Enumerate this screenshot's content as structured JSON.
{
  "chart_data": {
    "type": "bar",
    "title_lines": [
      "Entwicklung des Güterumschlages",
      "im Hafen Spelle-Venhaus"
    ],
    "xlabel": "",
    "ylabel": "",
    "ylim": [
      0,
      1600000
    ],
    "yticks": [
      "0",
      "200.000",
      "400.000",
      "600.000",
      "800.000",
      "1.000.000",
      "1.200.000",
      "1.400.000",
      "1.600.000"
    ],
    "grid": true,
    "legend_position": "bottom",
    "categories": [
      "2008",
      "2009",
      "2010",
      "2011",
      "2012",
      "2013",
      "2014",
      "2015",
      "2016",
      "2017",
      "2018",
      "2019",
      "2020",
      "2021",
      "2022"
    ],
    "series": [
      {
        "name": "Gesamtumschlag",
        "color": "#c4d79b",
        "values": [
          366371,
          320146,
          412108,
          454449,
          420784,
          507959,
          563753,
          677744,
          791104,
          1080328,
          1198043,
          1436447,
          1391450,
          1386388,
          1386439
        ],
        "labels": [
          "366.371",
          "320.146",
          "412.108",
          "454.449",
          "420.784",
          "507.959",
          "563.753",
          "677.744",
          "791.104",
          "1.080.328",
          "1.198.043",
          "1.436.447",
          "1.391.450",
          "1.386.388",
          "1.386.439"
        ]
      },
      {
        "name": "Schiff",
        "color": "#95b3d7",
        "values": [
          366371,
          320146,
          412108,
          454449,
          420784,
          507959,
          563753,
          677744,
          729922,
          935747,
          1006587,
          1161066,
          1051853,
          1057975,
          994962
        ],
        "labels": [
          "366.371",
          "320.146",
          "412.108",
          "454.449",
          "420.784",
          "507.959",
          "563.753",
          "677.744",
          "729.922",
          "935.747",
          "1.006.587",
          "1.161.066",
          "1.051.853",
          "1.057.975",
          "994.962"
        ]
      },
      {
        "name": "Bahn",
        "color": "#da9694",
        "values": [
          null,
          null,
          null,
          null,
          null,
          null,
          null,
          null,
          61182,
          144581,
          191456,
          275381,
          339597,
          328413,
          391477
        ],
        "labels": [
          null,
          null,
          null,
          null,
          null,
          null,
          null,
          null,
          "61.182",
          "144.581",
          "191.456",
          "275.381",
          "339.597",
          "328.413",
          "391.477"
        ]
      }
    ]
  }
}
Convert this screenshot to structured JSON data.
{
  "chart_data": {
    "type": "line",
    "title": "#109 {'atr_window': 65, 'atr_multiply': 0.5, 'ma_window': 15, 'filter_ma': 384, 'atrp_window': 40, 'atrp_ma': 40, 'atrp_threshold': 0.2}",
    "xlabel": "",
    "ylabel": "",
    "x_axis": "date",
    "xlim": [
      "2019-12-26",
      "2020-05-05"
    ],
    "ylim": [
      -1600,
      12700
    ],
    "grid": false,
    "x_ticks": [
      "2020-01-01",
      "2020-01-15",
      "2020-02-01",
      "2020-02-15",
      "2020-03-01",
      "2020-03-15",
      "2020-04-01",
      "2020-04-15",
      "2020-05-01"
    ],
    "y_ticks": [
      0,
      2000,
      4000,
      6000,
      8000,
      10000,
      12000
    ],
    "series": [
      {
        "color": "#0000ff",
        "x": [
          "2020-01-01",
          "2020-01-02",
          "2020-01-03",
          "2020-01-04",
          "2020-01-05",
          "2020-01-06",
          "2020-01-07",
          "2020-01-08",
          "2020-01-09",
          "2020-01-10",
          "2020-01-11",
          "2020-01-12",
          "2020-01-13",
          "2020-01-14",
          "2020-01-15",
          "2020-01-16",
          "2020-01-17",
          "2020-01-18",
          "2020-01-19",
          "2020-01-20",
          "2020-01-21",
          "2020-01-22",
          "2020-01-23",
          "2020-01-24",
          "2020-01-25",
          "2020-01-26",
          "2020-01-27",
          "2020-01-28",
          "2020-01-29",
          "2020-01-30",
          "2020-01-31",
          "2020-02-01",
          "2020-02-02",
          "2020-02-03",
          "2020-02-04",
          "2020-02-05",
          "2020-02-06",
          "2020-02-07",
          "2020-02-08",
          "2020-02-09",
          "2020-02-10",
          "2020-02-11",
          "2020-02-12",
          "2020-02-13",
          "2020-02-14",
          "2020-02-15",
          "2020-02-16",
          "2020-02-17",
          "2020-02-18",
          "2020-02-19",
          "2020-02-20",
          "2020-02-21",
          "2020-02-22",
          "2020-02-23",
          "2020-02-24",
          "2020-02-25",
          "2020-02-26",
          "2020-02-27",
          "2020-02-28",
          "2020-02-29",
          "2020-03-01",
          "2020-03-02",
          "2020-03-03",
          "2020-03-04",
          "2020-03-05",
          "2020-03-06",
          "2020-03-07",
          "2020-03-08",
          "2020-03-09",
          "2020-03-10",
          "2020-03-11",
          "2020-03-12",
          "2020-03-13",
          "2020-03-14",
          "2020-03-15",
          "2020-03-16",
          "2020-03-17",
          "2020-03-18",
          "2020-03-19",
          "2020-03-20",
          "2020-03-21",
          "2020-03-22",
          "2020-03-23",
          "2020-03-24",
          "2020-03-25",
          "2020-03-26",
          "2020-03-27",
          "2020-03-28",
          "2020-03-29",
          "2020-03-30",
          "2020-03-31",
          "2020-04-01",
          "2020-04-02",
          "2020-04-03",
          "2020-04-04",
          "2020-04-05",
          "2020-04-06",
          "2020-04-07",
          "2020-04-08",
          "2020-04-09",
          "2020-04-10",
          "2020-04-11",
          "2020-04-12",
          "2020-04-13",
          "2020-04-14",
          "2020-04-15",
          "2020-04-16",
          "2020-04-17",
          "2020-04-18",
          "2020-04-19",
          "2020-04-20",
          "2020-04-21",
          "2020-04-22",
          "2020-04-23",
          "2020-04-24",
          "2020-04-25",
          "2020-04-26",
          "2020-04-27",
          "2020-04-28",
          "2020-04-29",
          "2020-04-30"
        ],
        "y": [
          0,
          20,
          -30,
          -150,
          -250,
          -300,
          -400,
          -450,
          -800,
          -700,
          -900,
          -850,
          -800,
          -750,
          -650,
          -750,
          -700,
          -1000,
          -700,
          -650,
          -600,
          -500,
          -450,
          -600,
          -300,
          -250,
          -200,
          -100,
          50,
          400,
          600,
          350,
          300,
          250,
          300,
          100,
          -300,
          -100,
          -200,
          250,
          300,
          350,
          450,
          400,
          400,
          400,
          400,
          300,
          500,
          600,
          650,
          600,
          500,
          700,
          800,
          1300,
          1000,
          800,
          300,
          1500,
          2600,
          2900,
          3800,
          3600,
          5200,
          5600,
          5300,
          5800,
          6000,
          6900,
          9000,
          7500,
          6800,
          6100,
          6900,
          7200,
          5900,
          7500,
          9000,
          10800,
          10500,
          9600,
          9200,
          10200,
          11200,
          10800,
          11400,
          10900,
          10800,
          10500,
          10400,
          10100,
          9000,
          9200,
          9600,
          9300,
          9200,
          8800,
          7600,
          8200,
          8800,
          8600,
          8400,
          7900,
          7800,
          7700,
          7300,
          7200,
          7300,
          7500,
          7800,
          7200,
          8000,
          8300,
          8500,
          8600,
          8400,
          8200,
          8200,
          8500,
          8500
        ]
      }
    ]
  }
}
• • • • •
Copy out every line of the data above, exactly as given.

Enumerate this screenshot's content as structured JSON.
{
  "chart_data": {
    "type": "bar",
    "title_lines": [
      "Entwicklung des Güterumschlages",
      "im Hafen Spelle-Venhaus"
    ],
    "xlabel": "",
    "ylabel": "",
    "ylim": [
      0,
      1600000
    ],
    "yticks": [
      "0",
      "200.000",
      "400.000",
      "600.000",
      "800.000",
      "1.000.000",
      "1.200.000",
      "1.400.000",
      "1.600.000"
    ],
    "grid": true,
    "legend_position": "bottom",
    "categories": [
      "2008",
      "2009",
      "2010",
      "2011",
      "2012",
      "2013",
      "2014",
      "2015",
      "2016",
      "2017",
      "2018",
      "2019",
      "2020",
      "2021",
      "2022"
    ],
    "series": [
      {
        "name": "Gesamtumschlag",
        "color": "#c4d79b",
        "values": [
          366371,
          320146,
          412108,
          454449,
          420784,
          507959,
          563753,
          677744,
          791104,
          1080328,
          1198043,
          1436447,
          1391450,
          1386388,
          1386439
        ],
        "labels": [
          "366.371",
          "320.146",
          "412.108",
          "454.449",
          "420.784",
          "507.959",
          "563.753",
          "677.744",
          "791.104",
          "1.080.328",
          "1.198.043",
          "1.436.447",
          "1.391.450",
          "1.386.388",
          "1.386.439"
        ]
      },
      {
        "name": "Schiff",
        "color": "#95b3d7",
        "values": [
          366371,
          320146,
          412108,
          454449,
          420784,
          507959,
          563753,
          677744,
          729922,
          935747,
          1006587,
          1161066,
          1051853,
          1057975,
          994962
        ],
        "labels": [
          "366.371",
          "320.146",
          "412.108",
          "454.449",
          "420.784",
          "507.959",
          "563.753",
          "677.744",
          "729.922",
          "935.747",
          "1.006.587",
          "1.161.066",
          "1.051.853",
          "1.057.975",
          "994.962"
        ]
      },
      {
        "name": "Bahn",
        "color": "#da9694",
        "values": [
          null,
          null,
          null,
          null,
          null,
          null,
          null,
          null,
          61182,
          144581,
          191456,
          275381,
          339597,
          328413,
          391477
        ],
        "labels": [
          null,
          null,
          null,
          null,
          null,
          null,
          null,
          null,
          "61.182",
          "144.581",
          "191.456",
          "275.381",
          "339.597",
          "328.413",
          "391.477"
        ]
      }
    ]
  }
}
Convert this screenshot to structured JSON data.
{
  "chart_data": {
    "type": "line",
    "title": "#109 {'atr_window': 65, 'atr_multiply': 0.5, 'ma_window': 15, 'filter_ma': 384, 'atrp_window': 40, 'atrp_ma': 40, 'atrp_threshold': 0.2}",
    "xlabel": "",
    "ylabel": "",
    "x_axis": "date",
    "xlim": [
      "2019-12-26",
      "2020-05-05"
    ],
    "ylim": [
      -1600,
      12700
    ],
    "grid": false,
    "x_ticks": [
      "2020-01-01",
      "2020-01-15",
      "2020-02-01",
      "2020-02-15",
      "2020-03-01",
      "2020-03-15",
      "2020-04-01",
      "2020-04-15",
      "2020-05-01"
    ],
    "y_ticks": [
      0,
      2000,
      4000,
      6000,
      8000,
      10000,
      12000
    ],
    "series": [
      {
        "color": "#0000ff",
        "x": [
          "2020-01-01",
          "2020-01-02",
          "2020-01-03",
          "2020-01-04",
          "2020-01-05",
          "2020-01-06",
          "2020-01-07",
          "2020-01-08",
          "2020-01-09",
          "2020-01-10",
          "2020-01-11",
          "2020-01-12",
          "2020-01-13",
          "2020-01-14",
          "2020-01-15",
          "2020-01-16",
          "2020-01-17",
          "2020-01-18",
          "2020-01-19",
          "2020-01-20",
          "2020-01-21",
          "2020-01-22",
          "2020-01-23",
          "2020-01-24",
          "2020-01-25",
          "2020-01-26",
          "2020-01-27",
          "2020-01-28",
          "2020-01-29",
          "2020-01-30",
          "2020-01-31",
          "2020-02-01",
          "2020-02-02",
          "2020-02-03",
          "2020-02-04",
          "2020-02-05",
          "2020-02-06",
          "2020-02-07",
          "2020-02-08",
          "2020-02-09",
          "2020-02-10",
          "2020-02-11",
          "2020-02-12",
          "2020-02-13",
          "2020-02-14",
          "2020-02-15",
          "2020-02-16",
          "2020-02-17",
          "2020-02-18",
          "2020-02-19",
          "2020-02-20",
          "2020-02-21",
          "2020-02-22",
          "2020-02-23",
          "2020-02-24",
          "2020-02-25",
          "2020-02-26",
          "2020-02-27",
          "2020-02-28",
          "2020-02-29",
          "2020-03-01",
          "2020-03-02",
          "2020-03-03",
          "2020-03-04",
          "2020-03-05",
          "2020-03-06",
          "2020-03-07",
          "2020-03-08",
          "2020-03-09",
          "2020-03-10",
          "2020-03-11",
          "2020-03-12",
          "2020-03-13",
          "2020-03-14",
          "2020-03-15",
          "2020-03-16",
          "2020-03-17",
          "2020-03-18",
          "2020-03-19",
          "2020-03-20",
          "2020-03-21",
          "2020-03-22",
          "2020-03-23",
          "2020-03-24",
          "2020-03-25",
          "2020-03-26",
          "2020-03-27",
          "2020-03-28",
          "2020-03-29",
          "2020-03-30",
          "2020-03-31",
          "2020-04-01",
          "2020-04-02",
          "2020-04-03",
          "2020-04-04",
          "2020-04-05",
          "2020-04-06",
          "2020-04-07",
          "2020-04-08",
          "2020-04-09",
          "2020-04-10",
          "2020-04-11",
          "2020-04-12",
          "2020-04-13",
          "2020-04-14",
          "2020-04-15",
          "2020-04-16",
          "2020-04-17",
          "2020-04-18",
          "2020-04-19",
          "2020-04-20",
          "2020-04-21",
          "2020-04-22",
          "2020-04-23",
          "2020-04-24",
          "2020-04-25",
          "2020-04-26",
          "2020-04-27",
          "2020-04-28",
          "2020-04-29",
          "2020-04-30"
        ],
        "y": [
          0,
          20,
          -30,
          -150,
          -250,
          -300,
          -400,
          -450,
          -800,
          -700,
          -900,
          -850,
          -800,
          -750,
          -650,
          -750,
          -700,
          -1000,
          -700,
          -650,
          -600,
          -500,
          -450,
          -600,
          -300,
          -250,
          -200,
          -100,
          50,
          400,
          600,
          350,
          300,
          250,
          300,
          100,
          -300,
          -100,
          -200,
          250,
          300,
          350,
          450,
          400,
          400,
          400,
          400,
          300,
          500,
          600,
          650,
          600,
          500,
          700,
          800,
          1300,
          1000,
          800,
          300,
          1500,
          2600,
          2900,
          3800,
          3600,
          5200,
          5600,
          5300,
          5800,
          6000,
          6900,
          9000,
          7500,
          6800,
          6100,
          6900,
          7200,
          5900,
          7500,
          9000,
          10800,
          10500,
          9600,
          9200,
          10200,
          11200,
          10800,
          11400,
          10900,
          10800,
          10500,
          10400,
          10100,
          9000,
          9200,
          9600,
          9300,
          9200,
          8800,
          7600,
          8200,
          8800,
          8600,
          8400,
          7900,
          7800,
          7700,
          7300,
          7200,
          7300,
          7500,
          7800,
          7200,
          8000,
          8300,
          8500,
          8600,
          8400,
          8200,
          8200,
          8500,
          8500
        ]
      }
    ]
  }
}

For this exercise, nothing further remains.